What the task requires: Copy the data exactly as it appears, and do not include any pictures.

Stored data
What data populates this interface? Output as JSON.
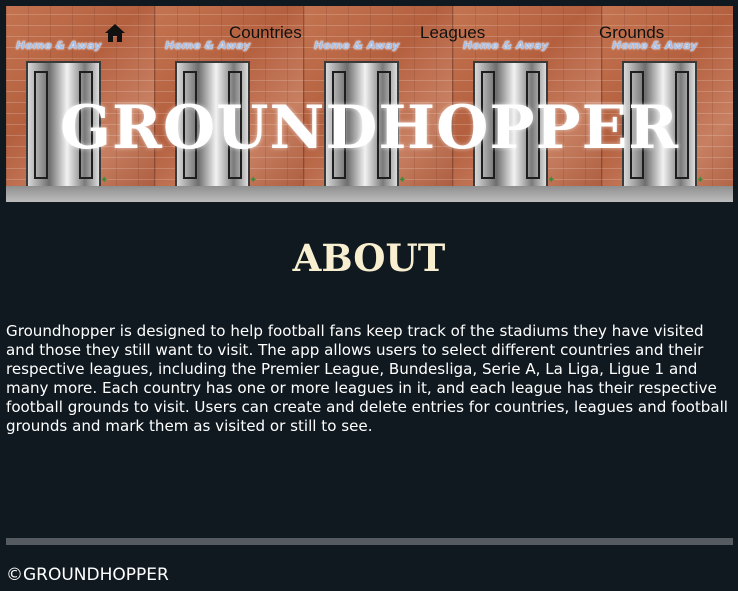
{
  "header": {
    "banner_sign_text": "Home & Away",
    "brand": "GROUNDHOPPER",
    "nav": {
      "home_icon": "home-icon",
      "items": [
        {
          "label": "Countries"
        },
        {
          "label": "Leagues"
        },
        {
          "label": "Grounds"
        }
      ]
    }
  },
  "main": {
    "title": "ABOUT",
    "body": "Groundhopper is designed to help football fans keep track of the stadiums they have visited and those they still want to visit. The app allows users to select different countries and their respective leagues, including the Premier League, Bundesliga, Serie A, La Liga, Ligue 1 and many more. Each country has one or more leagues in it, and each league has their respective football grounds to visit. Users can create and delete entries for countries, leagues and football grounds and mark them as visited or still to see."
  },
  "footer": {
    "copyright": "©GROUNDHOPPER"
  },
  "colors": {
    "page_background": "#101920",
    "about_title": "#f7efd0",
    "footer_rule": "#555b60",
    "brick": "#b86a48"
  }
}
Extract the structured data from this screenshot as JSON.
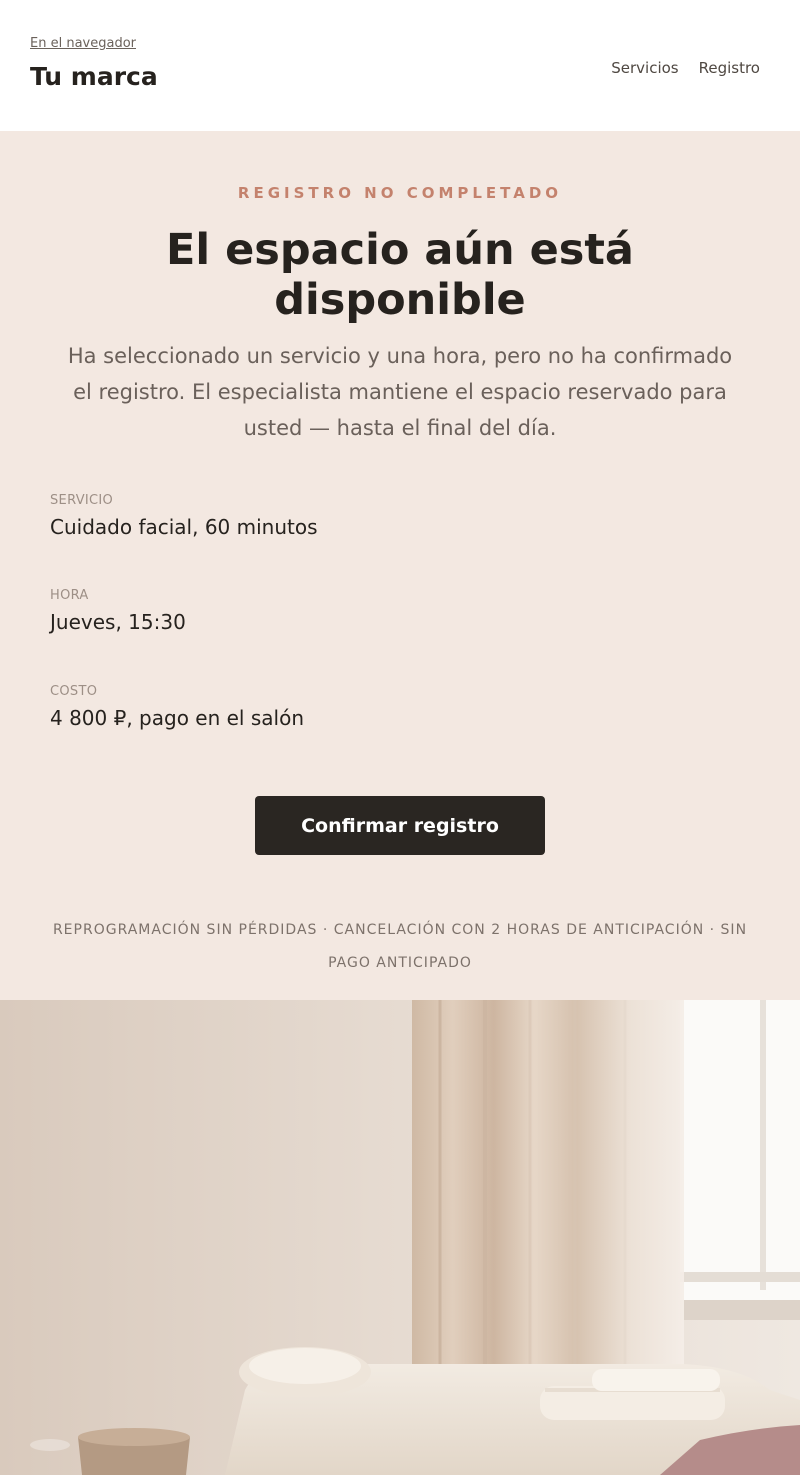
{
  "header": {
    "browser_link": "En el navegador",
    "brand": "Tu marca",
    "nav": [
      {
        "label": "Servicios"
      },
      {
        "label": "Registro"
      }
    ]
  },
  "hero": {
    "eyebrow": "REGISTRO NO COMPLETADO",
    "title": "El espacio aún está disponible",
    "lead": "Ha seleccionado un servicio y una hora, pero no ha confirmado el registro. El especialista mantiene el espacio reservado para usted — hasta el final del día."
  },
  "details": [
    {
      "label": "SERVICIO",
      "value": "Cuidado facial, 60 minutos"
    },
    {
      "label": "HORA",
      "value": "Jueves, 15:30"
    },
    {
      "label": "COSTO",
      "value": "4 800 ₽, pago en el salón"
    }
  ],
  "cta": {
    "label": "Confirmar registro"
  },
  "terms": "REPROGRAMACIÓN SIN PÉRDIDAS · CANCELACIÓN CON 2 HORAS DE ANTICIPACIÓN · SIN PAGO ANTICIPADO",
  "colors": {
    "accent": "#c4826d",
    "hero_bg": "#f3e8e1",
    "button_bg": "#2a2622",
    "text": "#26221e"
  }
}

Solution to this problem:
What data populates this interface? Output as JSON.
{
  "header": {
    "banner_sign_text": "Home & Away",
    "brand": "GROUNDHOPPER",
    "nav": {
      "home_icon": "home-icon",
      "items": [
        {
          "label": "Countries"
        },
        {
          "label": "Leagues"
        },
        {
          "label": "Grounds"
        }
      ]
    }
  },
  "main": {
    "title": "ABOUT",
    "body": "Groundhopper is designed to help football fans keep track of the stadiums they have visited and those they still want to visit. The app allows users to select different countries and their respective leagues, including the Premier League, Bundesliga, Serie A, La Liga, Ligue 1 and many more. Each country has one or more leagues in it, and each league has their respective football grounds to visit. Users can create and delete entries for countries, leagues and football grounds and mark them as visited or still to see."
  },
  "footer": {
    "copyright": "©GROUNDHOPPER"
  },
  "colors": {
    "page_background": "#101920",
    "about_title": "#f7efd0",
    "footer_rule": "#555b60",
    "brick": "#b86a48"
  }
}
Extract the structured data from this screenshot as JSON.
{
  "header": {
    "browser_link": "En el navegador",
    "brand": "Tu marca",
    "nav": [
      {
        "label": "Servicios"
      },
      {
        "label": "Registro"
      }
    ]
  },
  "hero": {
    "eyebrow": "REGISTRO NO COMPLETADO",
    "title": "El espacio aún está disponible",
    "lead": "Ha seleccionado un servicio y una hora, pero no ha confirmado el registro. El especialista mantiene el espacio reservado para usted — hasta el final del día."
  },
  "details": [
    {
      "label": "SERVICIO",
      "value": "Cuidado facial, 60 minutos"
    },
    {
      "label": "HORA",
      "value": "Jueves, 15:30"
    },
    {
      "label": "COSTO",
      "value": "4 800 ₽, pago en el salón"
    }
  ],
  "cta": {
    "label": "Confirmar registro"
  },
  "terms": "REPROGRAMACIÓN SIN PÉRDIDAS · CANCELACIÓN CON 2 HORAS DE ANTICIPACIÓN · SIN PAGO ANTICIPADO",
  "colors": {
    "accent": "#c4826d",
    "hero_bg": "#f3e8e1",
    "button_bg": "#2a2622",
    "text": "#26221e"
  }
}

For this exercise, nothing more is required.